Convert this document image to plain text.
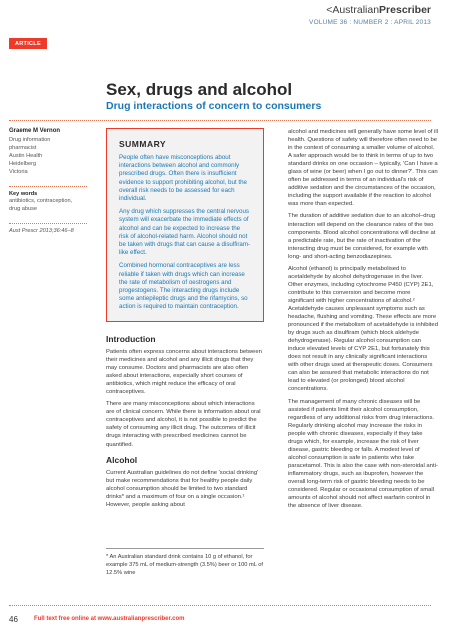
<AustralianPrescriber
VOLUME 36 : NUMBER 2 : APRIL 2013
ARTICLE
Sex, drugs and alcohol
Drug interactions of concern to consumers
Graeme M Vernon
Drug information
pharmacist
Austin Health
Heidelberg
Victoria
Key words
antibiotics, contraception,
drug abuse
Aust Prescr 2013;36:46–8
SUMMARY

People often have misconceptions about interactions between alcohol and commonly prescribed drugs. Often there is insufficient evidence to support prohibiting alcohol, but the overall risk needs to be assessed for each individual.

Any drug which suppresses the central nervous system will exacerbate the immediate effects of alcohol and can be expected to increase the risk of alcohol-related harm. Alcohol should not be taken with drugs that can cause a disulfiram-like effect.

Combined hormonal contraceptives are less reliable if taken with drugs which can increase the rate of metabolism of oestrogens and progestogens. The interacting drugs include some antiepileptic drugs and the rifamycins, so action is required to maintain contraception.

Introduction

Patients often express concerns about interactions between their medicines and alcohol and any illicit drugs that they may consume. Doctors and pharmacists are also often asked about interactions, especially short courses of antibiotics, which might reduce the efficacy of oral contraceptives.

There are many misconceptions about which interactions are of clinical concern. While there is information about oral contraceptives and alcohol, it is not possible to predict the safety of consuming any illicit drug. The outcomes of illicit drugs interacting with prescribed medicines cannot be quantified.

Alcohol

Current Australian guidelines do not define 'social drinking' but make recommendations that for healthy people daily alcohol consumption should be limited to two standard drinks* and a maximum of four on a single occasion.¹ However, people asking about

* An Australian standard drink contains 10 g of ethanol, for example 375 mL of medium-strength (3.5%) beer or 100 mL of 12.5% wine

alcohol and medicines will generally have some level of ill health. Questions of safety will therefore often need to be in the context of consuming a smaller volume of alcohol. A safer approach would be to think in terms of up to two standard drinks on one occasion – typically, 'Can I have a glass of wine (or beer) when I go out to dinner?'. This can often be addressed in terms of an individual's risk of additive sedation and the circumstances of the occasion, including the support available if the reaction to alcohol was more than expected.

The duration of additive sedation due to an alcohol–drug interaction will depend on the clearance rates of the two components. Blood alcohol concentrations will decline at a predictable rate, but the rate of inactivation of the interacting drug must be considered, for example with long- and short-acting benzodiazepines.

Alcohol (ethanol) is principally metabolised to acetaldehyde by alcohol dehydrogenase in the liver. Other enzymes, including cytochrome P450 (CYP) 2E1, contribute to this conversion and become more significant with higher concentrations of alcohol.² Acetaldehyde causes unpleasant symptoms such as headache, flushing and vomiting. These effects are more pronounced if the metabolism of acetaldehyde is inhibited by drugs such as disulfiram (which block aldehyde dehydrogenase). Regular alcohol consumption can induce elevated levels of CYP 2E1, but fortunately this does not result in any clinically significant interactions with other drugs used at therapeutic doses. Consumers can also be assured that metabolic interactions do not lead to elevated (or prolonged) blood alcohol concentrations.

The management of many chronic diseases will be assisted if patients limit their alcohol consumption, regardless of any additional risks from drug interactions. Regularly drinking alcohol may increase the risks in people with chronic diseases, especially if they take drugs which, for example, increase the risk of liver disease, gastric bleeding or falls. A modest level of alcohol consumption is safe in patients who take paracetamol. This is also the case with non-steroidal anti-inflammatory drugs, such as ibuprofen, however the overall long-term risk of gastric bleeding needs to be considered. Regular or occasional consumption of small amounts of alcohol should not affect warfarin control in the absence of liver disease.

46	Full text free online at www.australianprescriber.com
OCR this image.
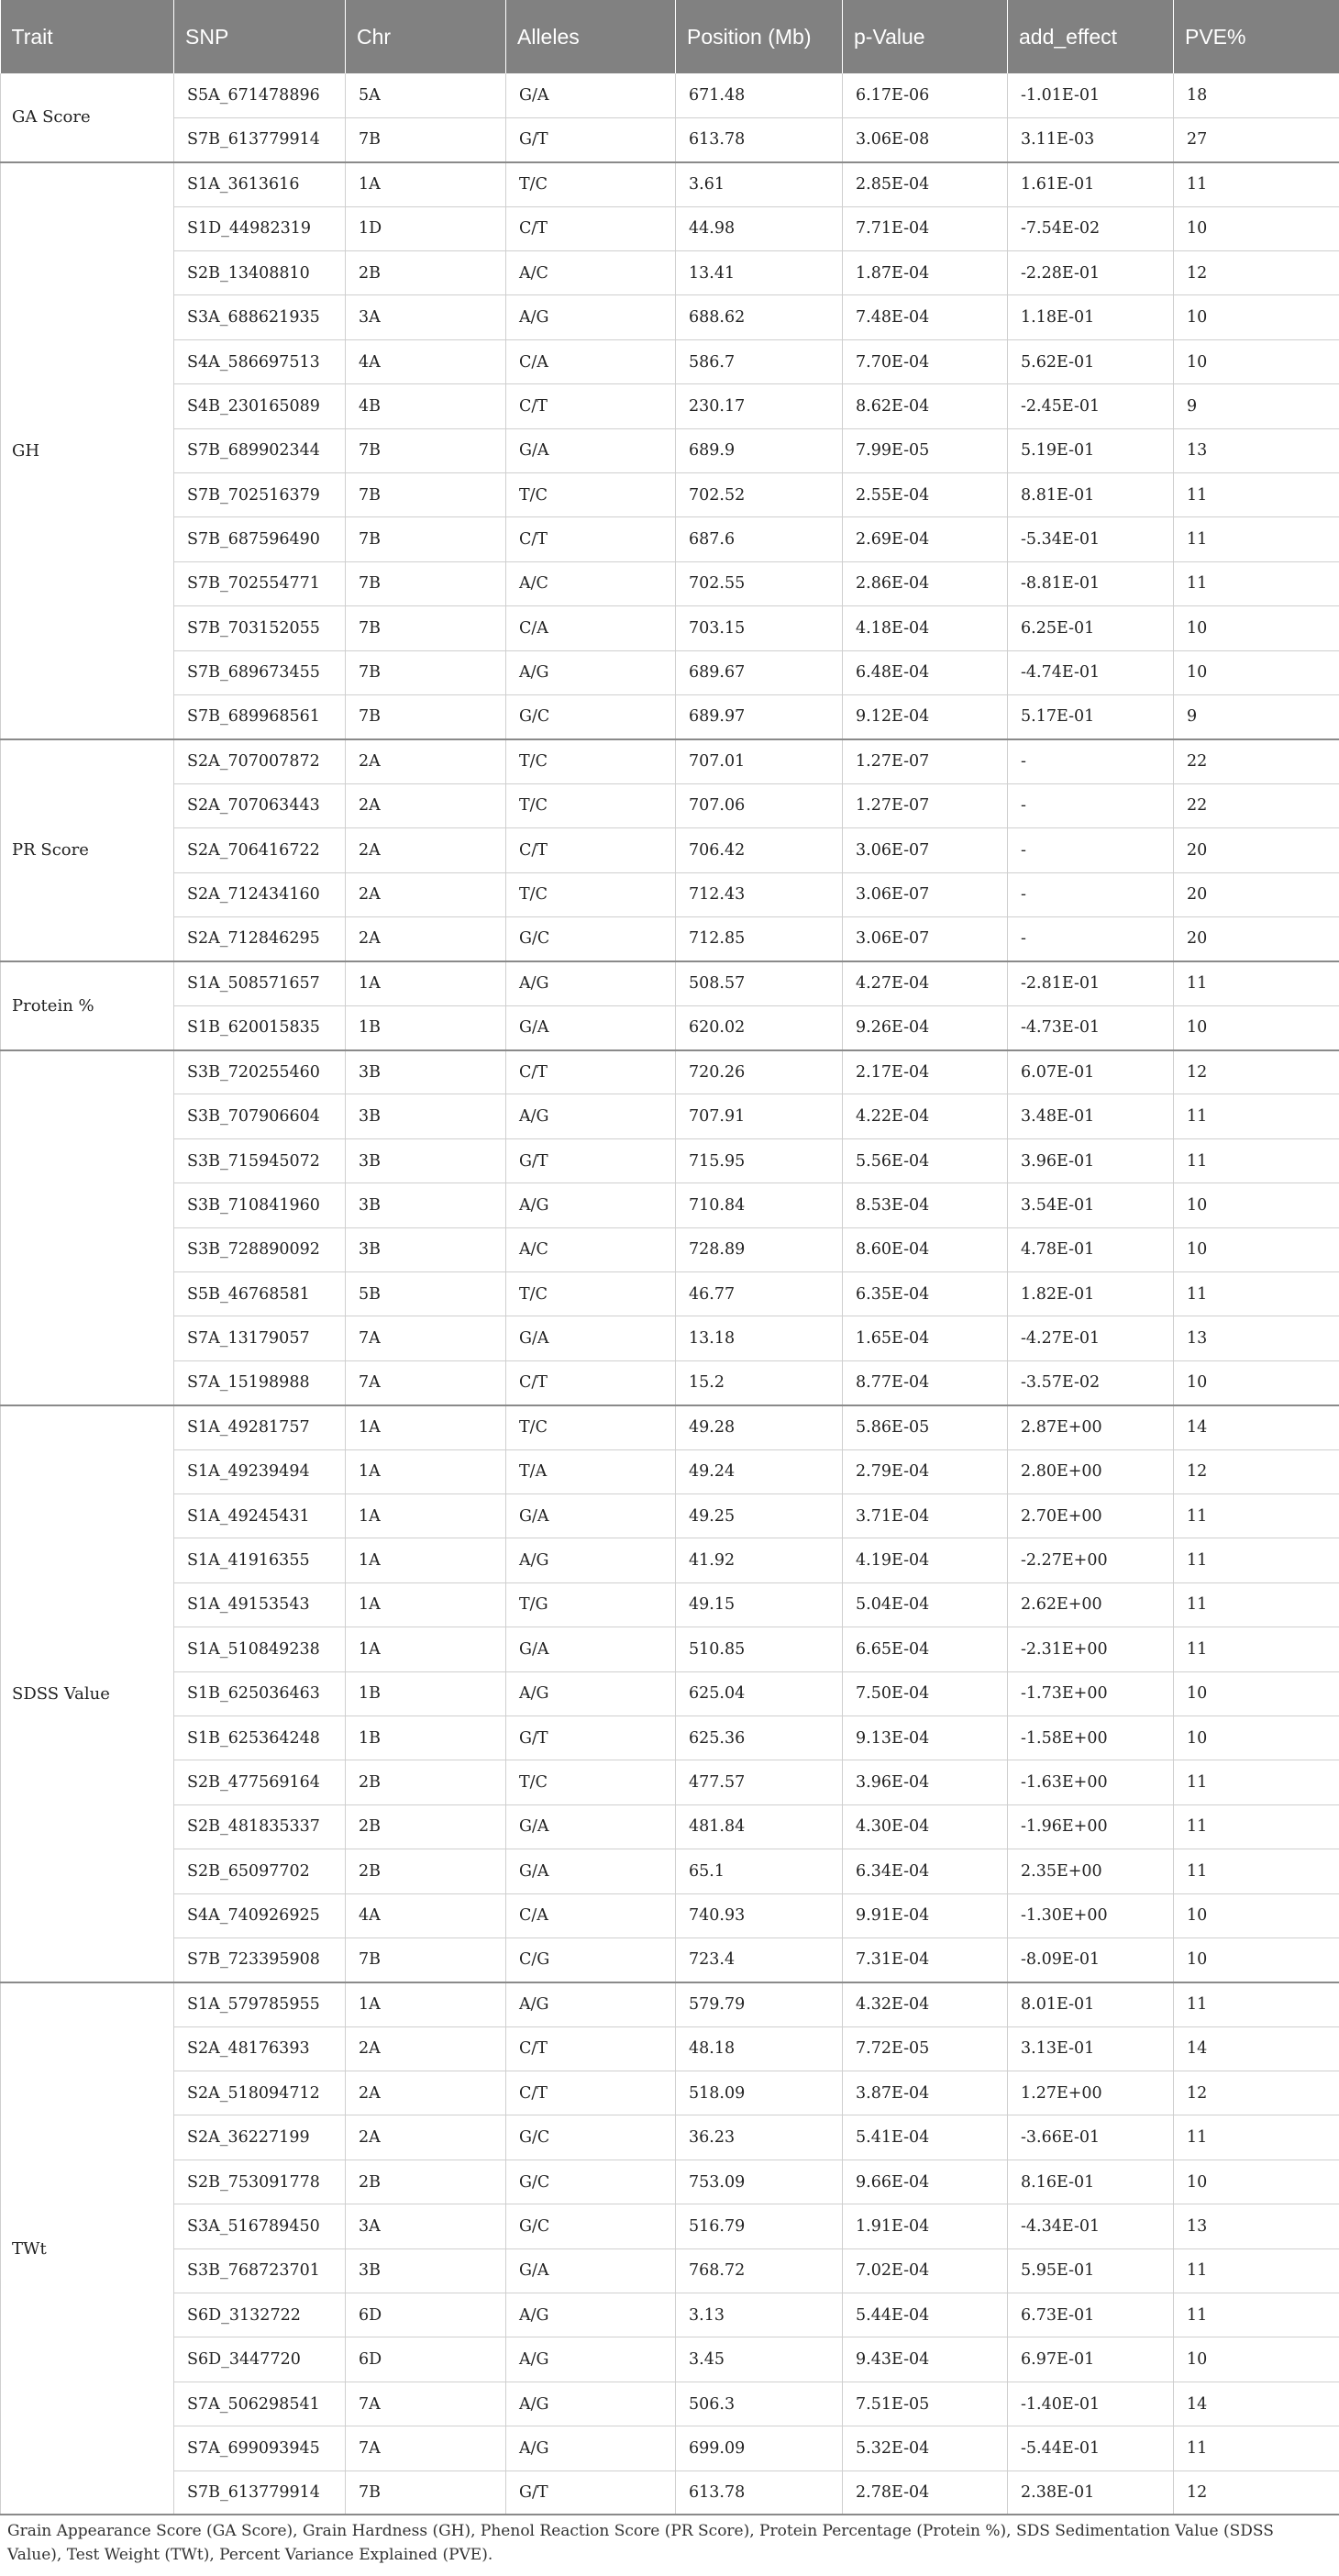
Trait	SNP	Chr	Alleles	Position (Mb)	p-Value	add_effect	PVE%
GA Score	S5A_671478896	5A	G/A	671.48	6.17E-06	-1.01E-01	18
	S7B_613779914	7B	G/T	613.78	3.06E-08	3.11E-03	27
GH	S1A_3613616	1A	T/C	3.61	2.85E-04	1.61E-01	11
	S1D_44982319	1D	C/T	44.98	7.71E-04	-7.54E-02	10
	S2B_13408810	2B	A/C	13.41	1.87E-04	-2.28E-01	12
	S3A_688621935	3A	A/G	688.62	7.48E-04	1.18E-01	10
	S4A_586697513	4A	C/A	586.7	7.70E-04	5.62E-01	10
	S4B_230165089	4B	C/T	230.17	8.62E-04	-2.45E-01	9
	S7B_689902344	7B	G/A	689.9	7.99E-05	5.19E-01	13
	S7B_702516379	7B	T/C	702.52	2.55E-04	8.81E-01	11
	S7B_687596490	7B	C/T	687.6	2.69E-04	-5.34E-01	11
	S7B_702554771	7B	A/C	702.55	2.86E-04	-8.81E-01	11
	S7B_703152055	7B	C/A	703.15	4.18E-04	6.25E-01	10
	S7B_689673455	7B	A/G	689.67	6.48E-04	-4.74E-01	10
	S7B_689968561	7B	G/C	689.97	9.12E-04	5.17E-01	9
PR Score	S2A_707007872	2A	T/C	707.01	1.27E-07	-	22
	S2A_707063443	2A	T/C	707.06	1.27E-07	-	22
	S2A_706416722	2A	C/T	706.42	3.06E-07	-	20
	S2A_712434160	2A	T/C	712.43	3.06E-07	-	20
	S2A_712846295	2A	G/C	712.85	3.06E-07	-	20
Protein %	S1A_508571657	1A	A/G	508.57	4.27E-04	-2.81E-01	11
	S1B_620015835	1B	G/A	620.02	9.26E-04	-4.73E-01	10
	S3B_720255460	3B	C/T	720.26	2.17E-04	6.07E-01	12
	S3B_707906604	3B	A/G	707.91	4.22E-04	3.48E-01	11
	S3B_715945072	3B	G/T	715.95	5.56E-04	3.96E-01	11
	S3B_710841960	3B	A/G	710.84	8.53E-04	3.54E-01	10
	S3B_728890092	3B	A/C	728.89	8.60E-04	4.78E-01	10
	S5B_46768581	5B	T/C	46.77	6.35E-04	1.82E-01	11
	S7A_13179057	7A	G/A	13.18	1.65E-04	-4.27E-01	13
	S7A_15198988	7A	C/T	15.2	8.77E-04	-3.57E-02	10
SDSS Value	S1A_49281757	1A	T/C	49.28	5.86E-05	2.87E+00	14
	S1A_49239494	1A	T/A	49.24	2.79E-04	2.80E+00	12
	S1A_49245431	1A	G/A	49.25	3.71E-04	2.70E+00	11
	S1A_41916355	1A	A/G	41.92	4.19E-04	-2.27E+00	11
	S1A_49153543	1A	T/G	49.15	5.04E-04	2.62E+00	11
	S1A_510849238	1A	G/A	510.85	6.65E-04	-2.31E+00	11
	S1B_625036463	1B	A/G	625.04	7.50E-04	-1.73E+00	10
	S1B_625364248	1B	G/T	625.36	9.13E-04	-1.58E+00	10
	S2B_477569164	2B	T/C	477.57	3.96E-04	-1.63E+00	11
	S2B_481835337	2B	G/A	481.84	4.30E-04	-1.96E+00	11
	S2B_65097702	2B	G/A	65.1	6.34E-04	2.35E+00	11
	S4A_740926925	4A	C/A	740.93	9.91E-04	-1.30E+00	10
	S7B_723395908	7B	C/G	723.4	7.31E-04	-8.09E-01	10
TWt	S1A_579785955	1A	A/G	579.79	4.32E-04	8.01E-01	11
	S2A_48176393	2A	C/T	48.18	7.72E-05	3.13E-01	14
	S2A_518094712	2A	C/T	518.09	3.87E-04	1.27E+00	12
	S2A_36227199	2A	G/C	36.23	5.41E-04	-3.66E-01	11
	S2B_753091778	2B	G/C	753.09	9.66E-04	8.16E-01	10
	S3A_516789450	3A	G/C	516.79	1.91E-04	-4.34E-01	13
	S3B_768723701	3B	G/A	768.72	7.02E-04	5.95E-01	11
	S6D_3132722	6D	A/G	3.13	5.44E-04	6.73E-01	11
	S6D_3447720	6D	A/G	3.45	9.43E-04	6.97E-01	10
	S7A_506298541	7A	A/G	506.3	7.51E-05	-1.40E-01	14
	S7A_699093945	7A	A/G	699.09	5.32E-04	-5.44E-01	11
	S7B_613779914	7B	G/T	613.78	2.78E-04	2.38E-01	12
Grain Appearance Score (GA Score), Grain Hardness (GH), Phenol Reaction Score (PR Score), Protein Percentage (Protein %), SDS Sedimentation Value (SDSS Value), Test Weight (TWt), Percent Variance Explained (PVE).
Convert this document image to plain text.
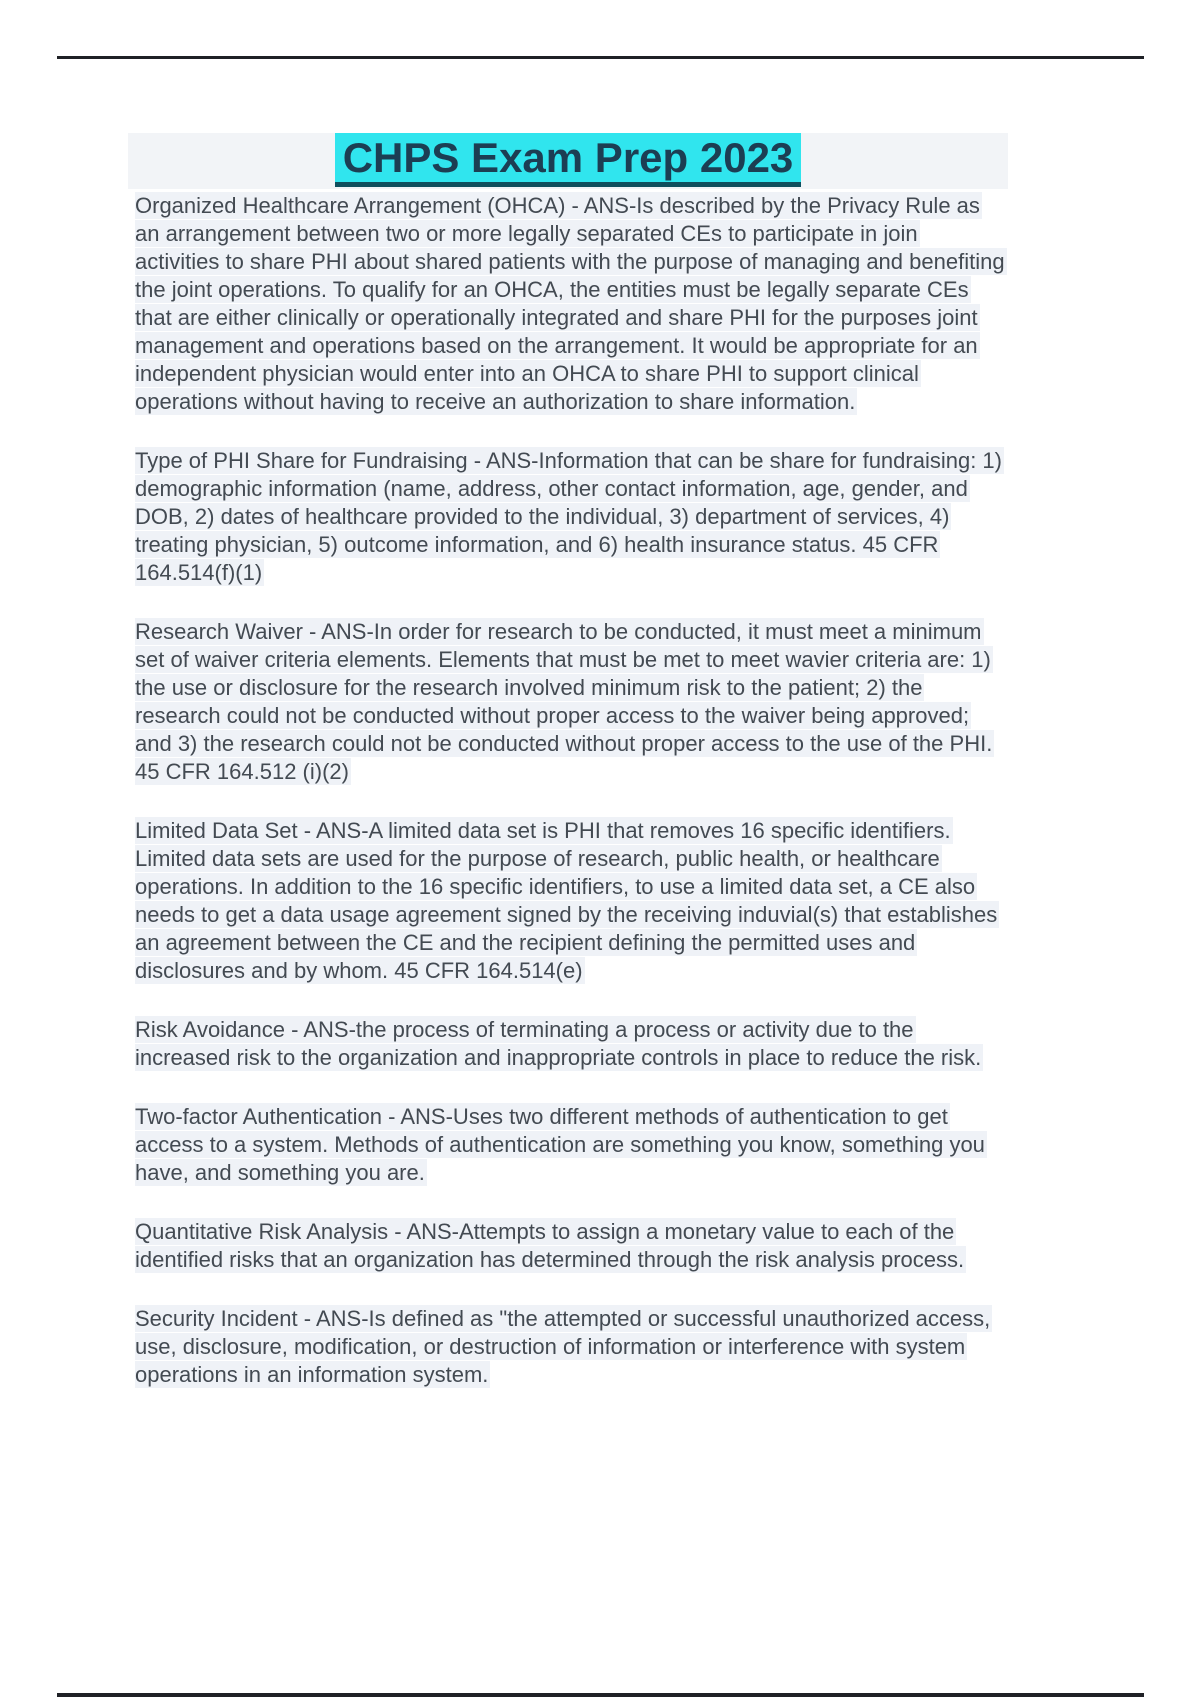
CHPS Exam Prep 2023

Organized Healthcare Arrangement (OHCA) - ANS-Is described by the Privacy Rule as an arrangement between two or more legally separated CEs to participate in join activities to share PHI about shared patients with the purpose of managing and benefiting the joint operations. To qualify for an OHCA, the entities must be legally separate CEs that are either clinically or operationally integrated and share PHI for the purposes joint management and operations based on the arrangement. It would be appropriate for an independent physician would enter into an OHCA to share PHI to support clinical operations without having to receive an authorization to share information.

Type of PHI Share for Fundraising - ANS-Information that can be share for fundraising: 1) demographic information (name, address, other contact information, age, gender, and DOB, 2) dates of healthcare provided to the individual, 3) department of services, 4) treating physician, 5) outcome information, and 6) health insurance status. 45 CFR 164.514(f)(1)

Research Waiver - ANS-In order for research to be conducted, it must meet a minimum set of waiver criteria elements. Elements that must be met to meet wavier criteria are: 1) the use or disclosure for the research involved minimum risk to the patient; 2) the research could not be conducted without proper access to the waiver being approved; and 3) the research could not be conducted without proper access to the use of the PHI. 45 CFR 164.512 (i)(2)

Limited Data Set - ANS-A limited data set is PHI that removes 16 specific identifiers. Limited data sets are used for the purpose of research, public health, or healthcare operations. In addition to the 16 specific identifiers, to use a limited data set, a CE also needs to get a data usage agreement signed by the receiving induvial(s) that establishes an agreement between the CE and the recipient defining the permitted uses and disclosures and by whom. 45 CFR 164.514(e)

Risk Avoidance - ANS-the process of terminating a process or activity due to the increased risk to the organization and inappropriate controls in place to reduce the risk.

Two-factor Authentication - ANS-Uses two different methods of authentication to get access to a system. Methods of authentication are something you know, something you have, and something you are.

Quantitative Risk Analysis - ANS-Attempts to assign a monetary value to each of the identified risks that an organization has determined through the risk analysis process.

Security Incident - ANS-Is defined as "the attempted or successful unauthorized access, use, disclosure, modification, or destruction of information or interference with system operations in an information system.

Exercise goal:
Where a line of the records has the string "misconceptions", copy that line.

Completed task:
People often have misconceptions about interactions between alcohol and commonly prescribed drugs. Often there is insufficient evidence to support prohibiting alcohol, but the overall risk needs to be assessed for each individual.
There are many misconceptions about which interactions are of clinical concern. While there is information about oral contraceptives and alcohol, it is not possible to predict the safety of consuming any illicit drug. The outcomes of illicit drugs interacting with prescribed medicines cannot be quantified.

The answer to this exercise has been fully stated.